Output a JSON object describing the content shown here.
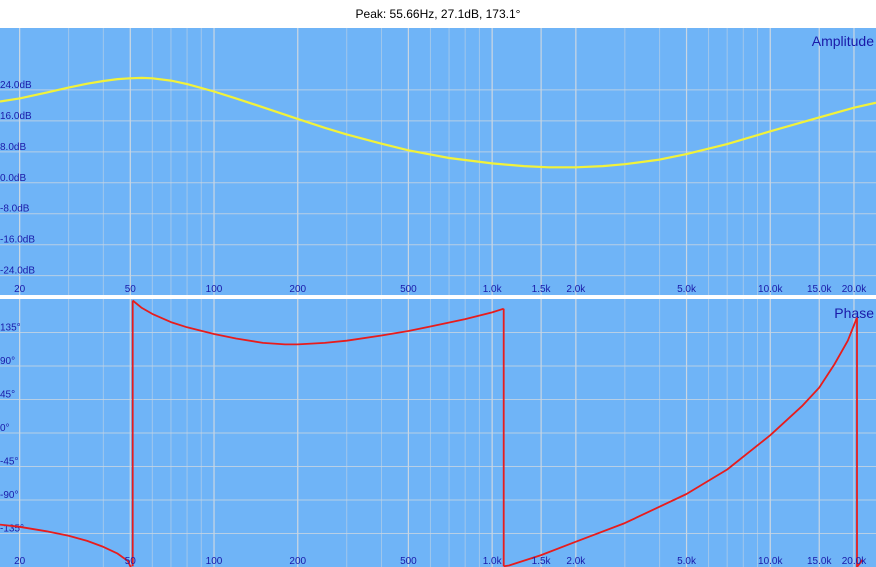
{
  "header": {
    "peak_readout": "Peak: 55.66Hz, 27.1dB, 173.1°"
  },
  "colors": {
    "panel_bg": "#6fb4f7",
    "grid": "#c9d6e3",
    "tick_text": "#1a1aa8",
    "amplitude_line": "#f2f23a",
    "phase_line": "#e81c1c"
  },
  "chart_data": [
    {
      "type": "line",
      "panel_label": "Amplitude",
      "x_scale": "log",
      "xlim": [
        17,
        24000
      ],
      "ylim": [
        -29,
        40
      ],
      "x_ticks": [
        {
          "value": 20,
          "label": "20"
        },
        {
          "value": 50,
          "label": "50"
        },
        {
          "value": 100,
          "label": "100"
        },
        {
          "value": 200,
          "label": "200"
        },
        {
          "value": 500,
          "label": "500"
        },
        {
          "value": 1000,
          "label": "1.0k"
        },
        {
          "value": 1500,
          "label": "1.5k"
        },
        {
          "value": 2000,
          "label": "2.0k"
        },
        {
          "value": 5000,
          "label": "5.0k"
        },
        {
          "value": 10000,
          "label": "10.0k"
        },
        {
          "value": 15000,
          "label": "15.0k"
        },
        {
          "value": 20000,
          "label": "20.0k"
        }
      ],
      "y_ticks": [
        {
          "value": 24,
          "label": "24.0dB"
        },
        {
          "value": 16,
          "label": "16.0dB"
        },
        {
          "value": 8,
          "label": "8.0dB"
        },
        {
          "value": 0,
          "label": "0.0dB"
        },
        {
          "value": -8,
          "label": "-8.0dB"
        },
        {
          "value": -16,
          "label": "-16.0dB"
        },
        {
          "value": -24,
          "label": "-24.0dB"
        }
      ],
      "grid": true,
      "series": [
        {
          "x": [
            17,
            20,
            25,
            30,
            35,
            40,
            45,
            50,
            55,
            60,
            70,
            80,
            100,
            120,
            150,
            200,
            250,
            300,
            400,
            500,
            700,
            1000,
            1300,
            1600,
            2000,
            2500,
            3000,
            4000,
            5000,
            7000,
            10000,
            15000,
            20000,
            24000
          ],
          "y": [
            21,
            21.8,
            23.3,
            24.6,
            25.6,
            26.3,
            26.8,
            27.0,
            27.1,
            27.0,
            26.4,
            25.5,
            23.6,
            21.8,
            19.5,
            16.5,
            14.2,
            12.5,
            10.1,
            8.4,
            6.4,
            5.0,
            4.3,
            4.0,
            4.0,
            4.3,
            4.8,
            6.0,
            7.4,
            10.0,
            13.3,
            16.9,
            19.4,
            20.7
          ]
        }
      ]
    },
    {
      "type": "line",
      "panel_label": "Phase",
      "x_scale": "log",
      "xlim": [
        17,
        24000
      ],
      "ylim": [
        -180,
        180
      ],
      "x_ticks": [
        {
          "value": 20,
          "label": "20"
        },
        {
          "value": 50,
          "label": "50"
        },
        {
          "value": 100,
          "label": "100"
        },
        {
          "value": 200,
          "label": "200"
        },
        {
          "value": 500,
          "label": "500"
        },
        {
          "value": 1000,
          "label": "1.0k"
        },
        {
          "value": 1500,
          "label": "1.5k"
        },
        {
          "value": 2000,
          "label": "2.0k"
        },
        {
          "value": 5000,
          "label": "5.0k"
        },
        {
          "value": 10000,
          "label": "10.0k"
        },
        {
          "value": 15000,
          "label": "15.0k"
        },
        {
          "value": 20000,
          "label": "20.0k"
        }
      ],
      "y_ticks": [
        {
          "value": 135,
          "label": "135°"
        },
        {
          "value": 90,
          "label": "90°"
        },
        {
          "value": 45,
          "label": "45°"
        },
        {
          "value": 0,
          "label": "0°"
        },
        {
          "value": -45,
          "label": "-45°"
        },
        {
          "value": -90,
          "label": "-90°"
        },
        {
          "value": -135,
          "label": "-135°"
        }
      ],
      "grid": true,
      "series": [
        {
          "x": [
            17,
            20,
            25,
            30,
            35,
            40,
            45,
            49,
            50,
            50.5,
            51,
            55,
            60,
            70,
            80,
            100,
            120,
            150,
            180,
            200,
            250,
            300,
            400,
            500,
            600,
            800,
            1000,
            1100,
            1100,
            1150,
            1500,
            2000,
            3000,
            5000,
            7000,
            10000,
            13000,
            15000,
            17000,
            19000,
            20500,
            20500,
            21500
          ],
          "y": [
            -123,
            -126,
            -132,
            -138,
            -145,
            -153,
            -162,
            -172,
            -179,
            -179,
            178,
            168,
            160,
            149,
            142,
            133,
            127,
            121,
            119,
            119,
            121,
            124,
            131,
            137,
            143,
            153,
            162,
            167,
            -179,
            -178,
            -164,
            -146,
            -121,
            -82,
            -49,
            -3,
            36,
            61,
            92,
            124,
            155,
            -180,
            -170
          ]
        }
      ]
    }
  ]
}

**Exercise requirements:**
Write the material out again exactly as it appears, dropping the pictures.

**Solution:**
Output a JSON object describing the content shown here.
{
  "header": {
    "peak_readout": "Peak: 55.66Hz, 27.1dB, 173.1°"
  },
  "colors": {
    "panel_bg": "#6fb4f7",
    "grid": "#c9d6e3",
    "tick_text": "#1a1aa8",
    "amplitude_line": "#f2f23a",
    "phase_line": "#e81c1c"
  },
  "chart_data": [
    {
      "type": "line",
      "panel_label": "Amplitude",
      "x_scale": "log",
      "xlim": [
        17,
        24000
      ],
      "ylim": [
        -29,
        40
      ],
      "x_ticks": [
        {
          "value": 20,
          "label": "20"
        },
        {
          "value": 50,
          "label": "50"
        },
        {
          "value": 100,
          "label": "100"
        },
        {
          "value": 200,
          "label": "200"
        },
        {
          "value": 500,
          "label": "500"
        },
        {
          "value": 1000,
          "label": "1.0k"
        },
        {
          "value": 1500,
          "label": "1.5k"
        },
        {
          "value": 2000,
          "label": "2.0k"
        },
        {
          "value": 5000,
          "label": "5.0k"
        },
        {
          "value": 10000,
          "label": "10.0k"
        },
        {
          "value": 15000,
          "label": "15.0k"
        },
        {
          "value": 20000,
          "label": "20.0k"
        }
      ],
      "y_ticks": [
        {
          "value": 24,
          "label": "24.0dB"
        },
        {
          "value": 16,
          "label": "16.0dB"
        },
        {
          "value": 8,
          "label": "8.0dB"
        },
        {
          "value": 0,
          "label": "0.0dB"
        },
        {
          "value": -8,
          "label": "-8.0dB"
        },
        {
          "value": -16,
          "label": "-16.0dB"
        },
        {
          "value": -24,
          "label": "-24.0dB"
        }
      ],
      "grid": true,
      "series": [
        {
          "x": [
            17,
            20,
            25,
            30,
            35,
            40,
            45,
            50,
            55,
            60,
            70,
            80,
            100,
            120,
            150,
            200,
            250,
            300,
            400,
            500,
            700,
            1000,
            1300,
            1600,
            2000,
            2500,
            3000,
            4000,
            5000,
            7000,
            10000,
            15000,
            20000,
            24000
          ],
          "y": [
            21,
            21.8,
            23.3,
            24.6,
            25.6,
            26.3,
            26.8,
            27.0,
            27.1,
            27.0,
            26.4,
            25.5,
            23.6,
            21.8,
            19.5,
            16.5,
            14.2,
            12.5,
            10.1,
            8.4,
            6.4,
            5.0,
            4.3,
            4.0,
            4.0,
            4.3,
            4.8,
            6.0,
            7.4,
            10.0,
            13.3,
            16.9,
            19.4,
            20.7
          ]
        }
      ]
    },
    {
      "type": "line",
      "panel_label": "Phase",
      "x_scale": "log",
      "xlim": [
        17,
        24000
      ],
      "ylim": [
        -180,
        180
      ],
      "x_ticks": [
        {
          "value": 20,
          "label": "20"
        },
        {
          "value": 50,
          "label": "50"
        },
        {
          "value": 100,
          "label": "100"
        },
        {
          "value": 200,
          "label": "200"
        },
        {
          "value": 500,
          "label": "500"
        },
        {
          "value": 1000,
          "label": "1.0k"
        },
        {
          "value": 1500,
          "label": "1.5k"
        },
        {
          "value": 2000,
          "label": "2.0k"
        },
        {
          "value": 5000,
          "label": "5.0k"
        },
        {
          "value": 10000,
          "label": "10.0k"
        },
        {
          "value": 15000,
          "label": "15.0k"
        },
        {
          "value": 20000,
          "label": "20.0k"
        }
      ],
      "y_ticks": [
        {
          "value": 135,
          "label": "135°"
        },
        {
          "value": 90,
          "label": "90°"
        },
        {
          "value": 45,
          "label": "45°"
        },
        {
          "value": 0,
          "label": "0°"
        },
        {
          "value": -45,
          "label": "-45°"
        },
        {
          "value": -90,
          "label": "-90°"
        },
        {
          "value": -135,
          "label": "-135°"
        }
      ],
      "grid": true,
      "series": [
        {
          "x": [
            17,
            20,
            25,
            30,
            35,
            40,
            45,
            49,
            50,
            50.5,
            51,
            55,
            60,
            70,
            80,
            100,
            120,
            150,
            180,
            200,
            250,
            300,
            400,
            500,
            600,
            800,
            1000,
            1100,
            1100,
            1150,
            1500,
            2000,
            3000,
            5000,
            7000,
            10000,
            13000,
            15000,
            17000,
            19000,
            20500,
            20500,
            21500
          ],
          "y": [
            -123,
            -126,
            -132,
            -138,
            -145,
            -153,
            -162,
            -172,
            -179,
            -179,
            178,
            168,
            160,
            149,
            142,
            133,
            127,
            121,
            119,
            119,
            121,
            124,
            131,
            137,
            143,
            153,
            162,
            167,
            -179,
            -178,
            -164,
            -146,
            -121,
            -82,
            -49,
            -3,
            36,
            61,
            92,
            124,
            155,
            -180,
            -170
          ]
        }
      ]
    }
  ]
}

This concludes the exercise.